◆ **The task**
Copy out exactly the lines from the one containing "OCR this image." to the end of the records below, both included, and nothing else.

-------

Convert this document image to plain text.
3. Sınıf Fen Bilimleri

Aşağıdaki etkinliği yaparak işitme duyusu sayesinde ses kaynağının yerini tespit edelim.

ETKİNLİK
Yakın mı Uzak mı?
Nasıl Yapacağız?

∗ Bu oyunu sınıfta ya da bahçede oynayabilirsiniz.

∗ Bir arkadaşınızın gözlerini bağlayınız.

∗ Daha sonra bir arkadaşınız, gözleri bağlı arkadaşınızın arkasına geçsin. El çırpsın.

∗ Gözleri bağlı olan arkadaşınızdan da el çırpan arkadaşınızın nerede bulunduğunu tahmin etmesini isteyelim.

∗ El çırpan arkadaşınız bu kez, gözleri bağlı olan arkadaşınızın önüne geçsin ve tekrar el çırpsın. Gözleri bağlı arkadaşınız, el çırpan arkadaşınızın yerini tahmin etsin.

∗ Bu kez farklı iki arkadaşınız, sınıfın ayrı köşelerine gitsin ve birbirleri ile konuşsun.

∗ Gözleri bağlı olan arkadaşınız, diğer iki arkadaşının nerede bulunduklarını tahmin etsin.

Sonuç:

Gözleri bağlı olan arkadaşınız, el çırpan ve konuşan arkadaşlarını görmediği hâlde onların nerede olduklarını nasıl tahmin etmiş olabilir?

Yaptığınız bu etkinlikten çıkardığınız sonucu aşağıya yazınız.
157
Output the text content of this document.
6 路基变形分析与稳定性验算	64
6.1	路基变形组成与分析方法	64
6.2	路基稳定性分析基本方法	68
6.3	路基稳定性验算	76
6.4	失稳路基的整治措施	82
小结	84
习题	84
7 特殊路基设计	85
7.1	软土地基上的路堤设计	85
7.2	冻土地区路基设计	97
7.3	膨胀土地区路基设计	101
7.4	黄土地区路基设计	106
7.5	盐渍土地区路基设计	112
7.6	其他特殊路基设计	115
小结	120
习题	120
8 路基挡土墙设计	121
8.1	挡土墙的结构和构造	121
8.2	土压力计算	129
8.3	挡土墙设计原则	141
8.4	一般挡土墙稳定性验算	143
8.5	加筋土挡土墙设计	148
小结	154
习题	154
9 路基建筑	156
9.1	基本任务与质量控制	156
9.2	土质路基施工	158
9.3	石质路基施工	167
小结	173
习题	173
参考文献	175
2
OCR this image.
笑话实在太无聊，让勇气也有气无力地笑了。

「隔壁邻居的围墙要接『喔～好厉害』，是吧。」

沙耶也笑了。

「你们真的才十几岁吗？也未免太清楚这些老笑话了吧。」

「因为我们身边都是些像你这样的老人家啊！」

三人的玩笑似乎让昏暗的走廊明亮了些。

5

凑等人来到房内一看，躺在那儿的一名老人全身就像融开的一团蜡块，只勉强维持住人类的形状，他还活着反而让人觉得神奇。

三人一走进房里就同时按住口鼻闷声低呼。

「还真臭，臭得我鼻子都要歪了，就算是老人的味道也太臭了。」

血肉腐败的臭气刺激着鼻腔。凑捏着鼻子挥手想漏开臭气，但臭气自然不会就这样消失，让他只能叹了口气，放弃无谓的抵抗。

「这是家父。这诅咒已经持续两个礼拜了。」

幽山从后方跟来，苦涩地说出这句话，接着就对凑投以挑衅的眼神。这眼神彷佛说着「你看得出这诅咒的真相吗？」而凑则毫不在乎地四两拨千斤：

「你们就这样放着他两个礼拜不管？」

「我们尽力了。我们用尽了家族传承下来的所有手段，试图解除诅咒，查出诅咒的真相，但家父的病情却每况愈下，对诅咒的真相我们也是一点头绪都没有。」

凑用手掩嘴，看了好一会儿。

-------

◆ **Result below**
OCR this image.
笑话实在太无聊，让勇气也有气无力地笑了。

「隔壁邻居的围墙要接『喔～好厉害』，是吧。」

沙耶也笑了。

「你们真的才十几岁吗？也未免太清楚这些老笑话了吧。」

「因为我们身边都是些像你这样的老人家啊！」

三人的玩笑似乎让昏暗的走廊明亮了些。

5

凑等人来到房内一看，躺在那儿的一名老人全身就像融开的一团蜡块，只勉强维持住人类的形状，他还活着反而让人觉得神奇。

三人一走进房里就同时按住口鼻闷声低呼。

「还真臭，臭得我鼻子都要歪了，就算是老人的味道也太臭了。」

血肉腐败的臭气刺激着鼻腔。凑捏着鼻子挥手想漏开臭气，但臭气自然不会就这样消失，让他只能叹了口气，放弃无谓的抵抗。

「这是家父。这诅咒已经持续两个礼拜了。」

幽山从后方跟来，苦涩地说出这句话，接着就对凑投以挑衅的眼神。这眼神彷佛说着「你看得出这诅咒的真相吗？」而凑则毫不在乎地四两拨千斤：

「你们就这样放着他两个礼拜不管？」

「我们尽力了。我们用尽了家族传承下来的所有手段，试图解除诅咒，查出诅咒的真相，但家父的病情却每况愈下，对诅咒的真相我们也是一点头绪都没有。」

凑用手掩嘴，看了好一会儿。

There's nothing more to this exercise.